**DATA SUPPLIED:**
START
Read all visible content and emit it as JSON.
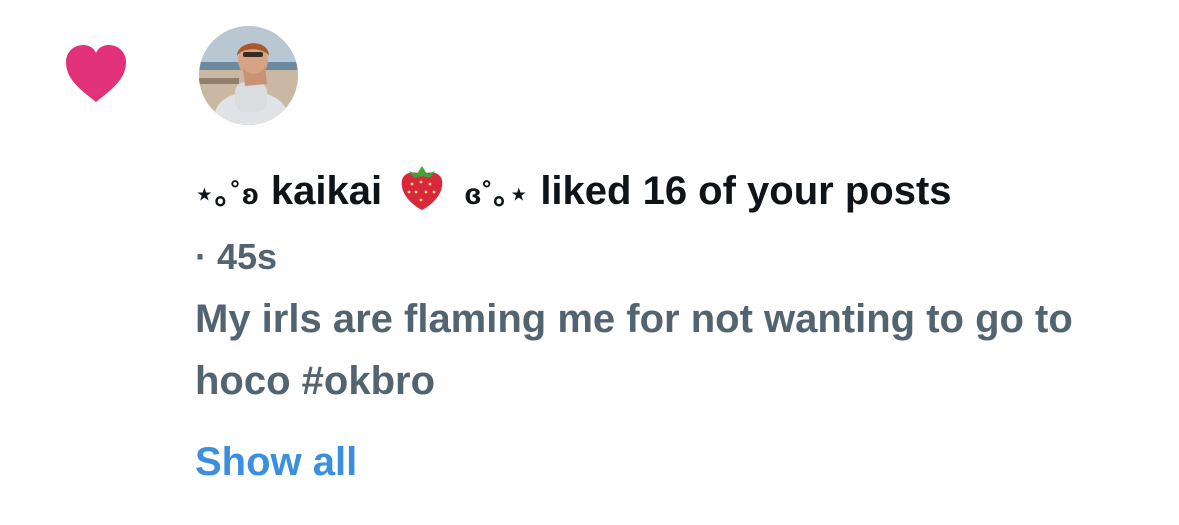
{
  "notification": {
    "icon": "heart-icon",
    "icon_color": "#e0317a",
    "avatar": "user-avatar-photo",
    "user": {
      "name_prefix": "⋆｡˚ʚ",
      "name": "kaikai",
      "name_emoji": "strawberry-icon",
      "name_suffix": "ɞ˚｡⋆"
    },
    "action_text": "liked 16 of your posts",
    "separator": "·",
    "time": "45s",
    "post_text": "My irls are flaming me for not wanting to go to hoco #okbro",
    "show_all_label": "Show all",
    "link_color": "#3a90de",
    "secondary_text_color": "#536471"
  }
}
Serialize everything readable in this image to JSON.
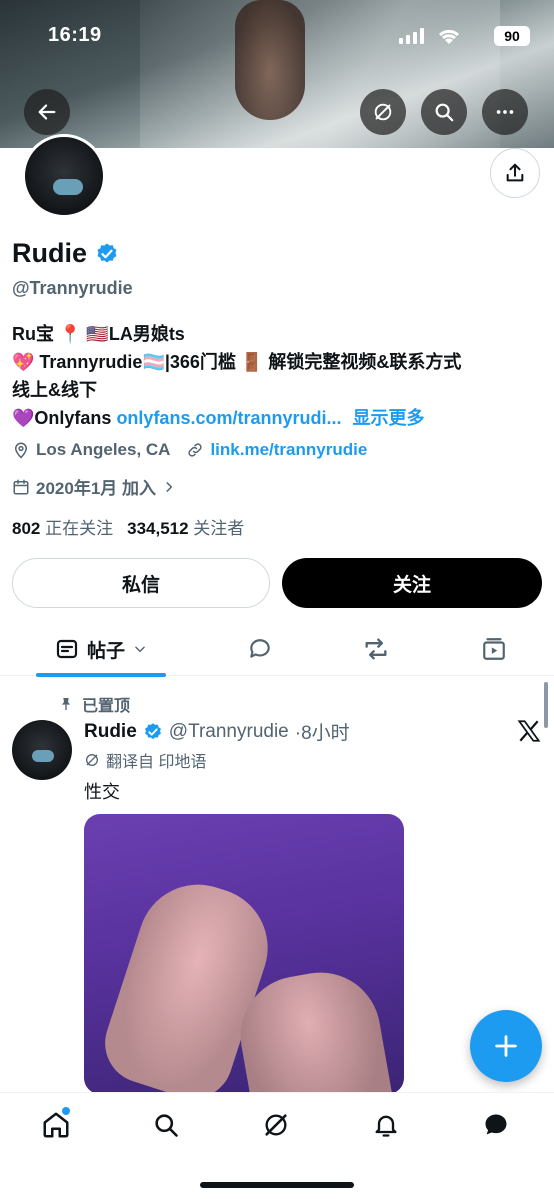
{
  "status_bar": {
    "time": "16:19",
    "battery": "90"
  },
  "profile": {
    "display_name": "Rudie",
    "handle": "@Trannyrudie",
    "bio_lines": [
      "Ru宝 📍 🇺🇸LA男娘ts",
      "💖 Trannyrudie🏳️‍⚧️|366门槛 🚪 解锁完整视频&联系方式",
      "线上&线下"
    ],
    "bio_link_prefix": "💜Onlyfans ",
    "bio_link": "onlyfans.com/trannyrudi...",
    "show_more": "显示更多",
    "location": "Los Angeles, CA",
    "website": "link.me/trannyrudie",
    "joined": "2020年1月 加入",
    "following_count": "802",
    "following_label": "正在关注",
    "followers_count": "334,512",
    "followers_label": "关注者"
  },
  "actions": {
    "dm_label": "私信",
    "follow_label": "关注"
  },
  "tabs": {
    "posts_label": "帖子"
  },
  "post": {
    "pinned_label": "已置顶",
    "name": "Rudie",
    "handle": "@Trannyrudie",
    "time": "·8小时",
    "translated_label": "翻译自 印地语",
    "text": "性交"
  },
  "colors": {
    "accent": "#1d9bf0",
    "text": "#0f1419",
    "muted": "#536471"
  }
}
END
**WHAT IS ASKED:**
Each entry above is to be written out again unchanged, apart from the pictures, which are left out.

**RESPONSE TO THE EXERCISE:**
Read all visible content and emit it as JSON.
{
  "notification": {
    "icon": "heart-icon",
    "icon_color": "#e0317a",
    "avatar": "user-avatar-photo",
    "user": {
      "name_prefix": "⋆｡˚ʚ",
      "name": "kaikai",
      "name_emoji": "strawberry-icon",
      "name_suffix": "ɞ˚｡⋆"
    },
    "action_text": "liked 16 of your posts",
    "separator": "·",
    "time": "45s",
    "post_text": "My irls are flaming me for not wanting to go to hoco #okbro",
    "show_all_label": "Show all",
    "link_color": "#3a90de",
    "secondary_text_color": "#536471"
  }
}
Serialize everything readable in this image to JSON.
{
  "status_bar": {
    "time": "16:19",
    "battery": "90"
  },
  "profile": {
    "display_name": "Rudie",
    "handle": "@Trannyrudie",
    "bio_lines": [
      "Ru宝 📍 🇺🇸LA男娘ts",
      "💖 Trannyrudie🏳️‍⚧️|366门槛 🚪 解锁完整视频&联系方式",
      "线上&线下"
    ],
    "bio_link_prefix": "💜Onlyfans ",
    "bio_link": "onlyfans.com/trannyrudi...",
    "show_more": "显示更多",
    "location": "Los Angeles, CA",
    "website": "link.me/trannyrudie",
    "joined": "2020年1月 加入",
    "following_count": "802",
    "following_label": "正在关注",
    "followers_count": "334,512",
    "followers_label": "关注者"
  },
  "actions": {
    "dm_label": "私信",
    "follow_label": "关注"
  },
  "tabs": {
    "posts_label": "帖子"
  },
  "post": {
    "pinned_label": "已置顶",
    "name": "Rudie",
    "handle": "@Trannyrudie",
    "time": "·8小时",
    "translated_label": "翻译自 印地语",
    "text": "性交"
  },
  "colors": {
    "accent": "#1d9bf0",
    "text": "#0f1419",
    "muted": "#536471"
  }
}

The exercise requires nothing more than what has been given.